* _Set task_:
Extract the complete listing and repeat it word for word.

------ Records ------

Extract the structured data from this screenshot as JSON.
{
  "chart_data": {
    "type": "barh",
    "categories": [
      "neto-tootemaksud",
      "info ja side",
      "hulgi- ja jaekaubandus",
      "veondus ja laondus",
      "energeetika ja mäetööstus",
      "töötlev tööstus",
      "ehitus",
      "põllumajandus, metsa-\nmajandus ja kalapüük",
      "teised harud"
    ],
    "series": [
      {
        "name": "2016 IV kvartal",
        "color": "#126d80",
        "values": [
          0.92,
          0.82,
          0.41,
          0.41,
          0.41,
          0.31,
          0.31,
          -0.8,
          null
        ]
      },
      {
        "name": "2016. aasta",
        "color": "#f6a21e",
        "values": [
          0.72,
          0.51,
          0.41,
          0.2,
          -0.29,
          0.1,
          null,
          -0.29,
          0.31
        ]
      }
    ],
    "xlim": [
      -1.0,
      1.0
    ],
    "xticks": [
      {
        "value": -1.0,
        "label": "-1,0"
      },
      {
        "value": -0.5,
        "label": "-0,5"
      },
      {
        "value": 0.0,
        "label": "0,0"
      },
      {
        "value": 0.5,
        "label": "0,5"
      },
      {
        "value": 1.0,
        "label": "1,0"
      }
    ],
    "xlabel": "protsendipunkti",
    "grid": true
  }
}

------

* _Solution_:
Extract the structured data from this screenshot as JSON.
{
  "chart_data": {
    "type": "barh",
    "categories": [
      "neto-tootemaksud",
      "info ja side",
      "hulgi- ja jaekaubandus",
      "veondus ja laondus",
      "energeetika ja mäetööstus",
      "töötlev tööstus",
      "ehitus",
      "põllumajandus, metsa-\nmajandus ja kalapüük",
      "teised harud"
    ],
    "series": [
      {
        "name": "2016 IV kvartal",
        "color": "#126d80",
        "values": [
          0.92,
          0.82,
          0.41,
          0.41,
          0.41,
          0.31,
          0.31,
          -0.8,
          null
        ]
      },
      {
        "name": "2016. aasta",
        "color": "#f6a21e",
        "values": [
          0.72,
          0.51,
          0.41,
          0.2,
          -0.29,
          0.1,
          null,
          -0.29,
          0.31
        ]
      }
    ],
    "xlim": [
      -1.0,
      1.0
    ],
    "xticks": [
      {
        "value": -1.0,
        "label": "-1,0"
      },
      {
        "value": -0.5,
        "label": "-0,5"
      },
      {
        "value": 0.0,
        "label": "0,0"
      },
      {
        "value": 0.5,
        "label": "0,5"
      },
      {
        "value": 1.0,
        "label": "1,0"
      }
    ],
    "xlabel": "protsendipunkti",
    "grid": true
  }
}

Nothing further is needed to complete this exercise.